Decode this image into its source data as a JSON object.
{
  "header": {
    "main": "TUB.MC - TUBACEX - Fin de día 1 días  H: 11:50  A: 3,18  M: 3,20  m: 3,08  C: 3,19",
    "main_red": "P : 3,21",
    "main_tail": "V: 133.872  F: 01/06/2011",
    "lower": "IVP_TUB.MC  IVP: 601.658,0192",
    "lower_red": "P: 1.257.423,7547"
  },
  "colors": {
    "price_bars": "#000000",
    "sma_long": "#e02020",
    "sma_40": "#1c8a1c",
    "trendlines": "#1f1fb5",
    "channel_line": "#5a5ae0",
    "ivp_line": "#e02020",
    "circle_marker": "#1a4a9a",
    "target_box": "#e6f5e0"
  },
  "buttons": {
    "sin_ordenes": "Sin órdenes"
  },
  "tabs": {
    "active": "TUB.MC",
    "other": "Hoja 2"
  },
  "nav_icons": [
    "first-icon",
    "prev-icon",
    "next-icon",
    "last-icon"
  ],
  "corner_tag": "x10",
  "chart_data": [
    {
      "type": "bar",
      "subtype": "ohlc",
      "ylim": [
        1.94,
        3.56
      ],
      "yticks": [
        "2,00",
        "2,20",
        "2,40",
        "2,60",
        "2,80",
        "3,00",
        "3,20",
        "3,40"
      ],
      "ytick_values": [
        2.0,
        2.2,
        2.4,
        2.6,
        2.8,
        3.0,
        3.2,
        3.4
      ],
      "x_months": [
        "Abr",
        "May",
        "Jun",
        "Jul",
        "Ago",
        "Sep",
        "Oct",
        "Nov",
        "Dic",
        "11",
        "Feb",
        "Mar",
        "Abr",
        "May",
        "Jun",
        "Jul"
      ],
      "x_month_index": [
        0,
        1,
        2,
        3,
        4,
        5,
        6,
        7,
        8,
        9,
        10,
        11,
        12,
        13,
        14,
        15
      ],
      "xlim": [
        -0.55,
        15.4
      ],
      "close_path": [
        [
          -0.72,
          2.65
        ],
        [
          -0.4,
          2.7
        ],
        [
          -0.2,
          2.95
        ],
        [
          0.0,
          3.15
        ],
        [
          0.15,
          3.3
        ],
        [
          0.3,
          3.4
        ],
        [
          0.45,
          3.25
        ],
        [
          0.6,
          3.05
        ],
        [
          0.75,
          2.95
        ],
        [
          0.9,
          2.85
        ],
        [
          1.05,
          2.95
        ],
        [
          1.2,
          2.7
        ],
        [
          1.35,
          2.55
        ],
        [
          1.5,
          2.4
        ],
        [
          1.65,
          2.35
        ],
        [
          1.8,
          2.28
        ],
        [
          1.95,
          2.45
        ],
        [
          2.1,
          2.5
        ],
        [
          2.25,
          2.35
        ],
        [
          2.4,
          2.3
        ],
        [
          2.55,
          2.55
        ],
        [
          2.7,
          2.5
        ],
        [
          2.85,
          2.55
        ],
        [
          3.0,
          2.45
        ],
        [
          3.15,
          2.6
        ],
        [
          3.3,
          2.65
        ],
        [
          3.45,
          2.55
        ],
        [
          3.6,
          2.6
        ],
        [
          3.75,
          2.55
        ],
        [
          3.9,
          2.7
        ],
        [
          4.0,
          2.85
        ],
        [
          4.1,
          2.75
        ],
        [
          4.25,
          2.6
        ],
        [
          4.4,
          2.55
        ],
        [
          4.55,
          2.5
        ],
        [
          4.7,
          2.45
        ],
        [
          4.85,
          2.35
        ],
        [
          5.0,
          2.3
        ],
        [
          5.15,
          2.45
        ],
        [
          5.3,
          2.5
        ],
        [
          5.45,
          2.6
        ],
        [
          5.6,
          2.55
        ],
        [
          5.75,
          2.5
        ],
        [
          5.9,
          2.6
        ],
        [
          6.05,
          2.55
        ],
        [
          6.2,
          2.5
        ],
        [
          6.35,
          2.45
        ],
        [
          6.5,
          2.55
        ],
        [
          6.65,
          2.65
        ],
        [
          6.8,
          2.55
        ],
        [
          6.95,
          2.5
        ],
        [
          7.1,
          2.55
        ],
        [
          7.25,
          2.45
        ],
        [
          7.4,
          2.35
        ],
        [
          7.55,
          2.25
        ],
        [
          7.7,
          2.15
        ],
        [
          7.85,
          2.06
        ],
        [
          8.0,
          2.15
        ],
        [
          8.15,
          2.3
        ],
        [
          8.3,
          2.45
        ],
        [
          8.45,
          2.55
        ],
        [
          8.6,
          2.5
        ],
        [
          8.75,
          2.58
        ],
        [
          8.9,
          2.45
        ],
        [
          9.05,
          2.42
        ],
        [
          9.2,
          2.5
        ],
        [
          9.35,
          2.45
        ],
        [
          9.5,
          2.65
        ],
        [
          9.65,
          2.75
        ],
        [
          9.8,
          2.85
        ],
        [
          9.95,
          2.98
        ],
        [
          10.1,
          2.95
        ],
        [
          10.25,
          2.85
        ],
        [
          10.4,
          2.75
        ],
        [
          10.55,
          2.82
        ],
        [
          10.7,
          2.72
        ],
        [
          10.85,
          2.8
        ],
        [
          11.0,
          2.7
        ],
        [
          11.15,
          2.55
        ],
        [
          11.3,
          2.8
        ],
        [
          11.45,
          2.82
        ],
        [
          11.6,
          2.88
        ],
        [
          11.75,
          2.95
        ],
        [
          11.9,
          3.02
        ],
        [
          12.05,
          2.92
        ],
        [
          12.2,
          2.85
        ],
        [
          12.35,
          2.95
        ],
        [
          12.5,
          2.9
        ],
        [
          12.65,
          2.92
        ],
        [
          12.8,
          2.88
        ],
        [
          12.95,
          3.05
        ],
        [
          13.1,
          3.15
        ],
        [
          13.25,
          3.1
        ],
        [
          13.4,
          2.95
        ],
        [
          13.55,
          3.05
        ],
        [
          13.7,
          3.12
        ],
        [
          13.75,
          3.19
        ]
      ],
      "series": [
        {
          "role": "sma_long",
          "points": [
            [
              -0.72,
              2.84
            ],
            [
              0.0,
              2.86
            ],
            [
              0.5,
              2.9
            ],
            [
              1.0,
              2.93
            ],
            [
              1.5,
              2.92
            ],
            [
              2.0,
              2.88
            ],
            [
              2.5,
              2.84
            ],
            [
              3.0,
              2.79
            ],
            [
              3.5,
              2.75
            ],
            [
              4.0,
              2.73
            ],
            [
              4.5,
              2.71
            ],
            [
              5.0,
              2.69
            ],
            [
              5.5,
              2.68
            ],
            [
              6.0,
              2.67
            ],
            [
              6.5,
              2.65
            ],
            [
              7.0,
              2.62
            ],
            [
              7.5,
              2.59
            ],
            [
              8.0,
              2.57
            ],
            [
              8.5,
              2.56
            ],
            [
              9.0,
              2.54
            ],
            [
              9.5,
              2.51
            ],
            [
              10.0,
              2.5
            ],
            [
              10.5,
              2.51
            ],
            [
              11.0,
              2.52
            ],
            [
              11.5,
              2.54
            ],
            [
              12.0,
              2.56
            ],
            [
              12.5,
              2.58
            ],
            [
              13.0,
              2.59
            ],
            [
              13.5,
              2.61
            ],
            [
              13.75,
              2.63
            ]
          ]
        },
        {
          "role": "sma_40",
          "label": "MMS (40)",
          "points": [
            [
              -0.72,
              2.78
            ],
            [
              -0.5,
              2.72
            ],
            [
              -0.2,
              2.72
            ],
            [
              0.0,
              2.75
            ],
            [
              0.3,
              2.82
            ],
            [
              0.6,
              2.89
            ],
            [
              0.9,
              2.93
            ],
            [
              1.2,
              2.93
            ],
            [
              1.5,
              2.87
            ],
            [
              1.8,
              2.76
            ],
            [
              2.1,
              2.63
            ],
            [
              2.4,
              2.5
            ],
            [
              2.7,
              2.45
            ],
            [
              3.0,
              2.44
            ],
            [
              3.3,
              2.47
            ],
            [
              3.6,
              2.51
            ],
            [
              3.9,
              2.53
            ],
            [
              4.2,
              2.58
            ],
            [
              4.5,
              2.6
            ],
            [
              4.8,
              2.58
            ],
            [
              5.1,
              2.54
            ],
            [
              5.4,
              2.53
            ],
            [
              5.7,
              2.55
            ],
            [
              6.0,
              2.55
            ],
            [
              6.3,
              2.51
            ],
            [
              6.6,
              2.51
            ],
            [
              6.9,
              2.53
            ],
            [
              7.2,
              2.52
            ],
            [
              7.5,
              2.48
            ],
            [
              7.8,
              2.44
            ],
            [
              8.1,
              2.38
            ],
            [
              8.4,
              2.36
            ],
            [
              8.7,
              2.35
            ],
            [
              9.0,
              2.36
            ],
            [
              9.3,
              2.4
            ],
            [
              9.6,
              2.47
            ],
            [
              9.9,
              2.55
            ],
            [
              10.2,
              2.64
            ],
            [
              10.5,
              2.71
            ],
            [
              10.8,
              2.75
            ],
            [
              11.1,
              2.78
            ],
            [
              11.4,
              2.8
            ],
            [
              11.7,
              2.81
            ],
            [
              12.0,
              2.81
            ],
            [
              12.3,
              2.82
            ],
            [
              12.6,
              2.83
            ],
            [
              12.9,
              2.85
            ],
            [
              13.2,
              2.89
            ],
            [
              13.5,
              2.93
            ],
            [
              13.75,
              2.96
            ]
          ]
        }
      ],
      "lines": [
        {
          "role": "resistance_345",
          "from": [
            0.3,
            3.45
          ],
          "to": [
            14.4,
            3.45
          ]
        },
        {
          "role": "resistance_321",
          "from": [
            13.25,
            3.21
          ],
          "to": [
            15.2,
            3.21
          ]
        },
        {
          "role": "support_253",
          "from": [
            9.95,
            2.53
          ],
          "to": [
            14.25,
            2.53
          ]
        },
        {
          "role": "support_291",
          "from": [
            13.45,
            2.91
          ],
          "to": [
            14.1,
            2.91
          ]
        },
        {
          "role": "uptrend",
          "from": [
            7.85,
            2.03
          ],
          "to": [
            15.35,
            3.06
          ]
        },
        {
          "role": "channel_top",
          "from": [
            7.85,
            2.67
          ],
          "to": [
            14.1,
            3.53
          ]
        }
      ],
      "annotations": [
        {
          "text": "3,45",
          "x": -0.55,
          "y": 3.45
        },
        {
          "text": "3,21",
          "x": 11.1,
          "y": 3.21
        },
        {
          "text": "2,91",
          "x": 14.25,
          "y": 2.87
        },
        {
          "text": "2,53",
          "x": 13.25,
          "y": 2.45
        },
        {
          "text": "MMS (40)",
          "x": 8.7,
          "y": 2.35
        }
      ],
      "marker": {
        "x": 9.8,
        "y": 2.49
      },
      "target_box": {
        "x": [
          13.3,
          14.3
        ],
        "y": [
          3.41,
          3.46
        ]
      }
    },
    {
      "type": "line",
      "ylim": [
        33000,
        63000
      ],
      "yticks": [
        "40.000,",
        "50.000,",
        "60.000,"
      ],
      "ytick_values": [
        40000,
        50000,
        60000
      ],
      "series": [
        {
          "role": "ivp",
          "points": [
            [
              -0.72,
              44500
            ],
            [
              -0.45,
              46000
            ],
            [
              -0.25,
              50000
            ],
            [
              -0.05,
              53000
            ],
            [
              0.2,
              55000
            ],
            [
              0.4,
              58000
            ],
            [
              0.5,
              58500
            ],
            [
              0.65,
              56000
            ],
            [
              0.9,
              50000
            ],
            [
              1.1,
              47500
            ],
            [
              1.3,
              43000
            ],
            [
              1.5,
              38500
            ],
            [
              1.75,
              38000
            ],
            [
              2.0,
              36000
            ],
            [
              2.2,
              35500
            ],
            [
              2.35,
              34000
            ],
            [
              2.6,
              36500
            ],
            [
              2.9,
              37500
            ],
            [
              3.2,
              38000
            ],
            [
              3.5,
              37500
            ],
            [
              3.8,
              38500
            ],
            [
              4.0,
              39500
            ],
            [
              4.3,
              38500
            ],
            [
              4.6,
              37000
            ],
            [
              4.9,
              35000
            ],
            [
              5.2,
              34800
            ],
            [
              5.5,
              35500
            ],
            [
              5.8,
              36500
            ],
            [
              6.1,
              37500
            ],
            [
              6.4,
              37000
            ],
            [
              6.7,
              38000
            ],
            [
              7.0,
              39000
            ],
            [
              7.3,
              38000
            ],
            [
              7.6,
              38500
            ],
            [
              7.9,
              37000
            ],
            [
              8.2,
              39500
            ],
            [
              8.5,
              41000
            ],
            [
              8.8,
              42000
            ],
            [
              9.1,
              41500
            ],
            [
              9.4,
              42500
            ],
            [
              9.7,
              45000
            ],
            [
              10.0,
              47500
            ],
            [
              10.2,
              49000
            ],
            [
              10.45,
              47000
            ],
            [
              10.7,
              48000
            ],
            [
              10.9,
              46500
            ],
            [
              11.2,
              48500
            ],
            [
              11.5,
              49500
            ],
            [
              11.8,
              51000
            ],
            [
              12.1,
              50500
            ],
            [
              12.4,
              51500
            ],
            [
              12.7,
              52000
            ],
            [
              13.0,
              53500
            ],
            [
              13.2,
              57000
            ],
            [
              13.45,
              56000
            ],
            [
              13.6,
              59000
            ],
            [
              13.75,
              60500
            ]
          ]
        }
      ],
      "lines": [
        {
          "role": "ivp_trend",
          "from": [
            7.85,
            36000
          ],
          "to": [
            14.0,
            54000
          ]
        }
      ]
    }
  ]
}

◆ Task objective
Look through the lines above and collect those with the word "role".

◆ Exercise response
          "role": "sma_long",
          "role": "sma_40",
          "role": "resistance_345",
          "role": "resistance_321",
          "role": "support_253",
          "role": "support_291",
          "role": "uptrend",
          "role": "channel_top",
          "role": "ivp",
          "role": "ivp_trend",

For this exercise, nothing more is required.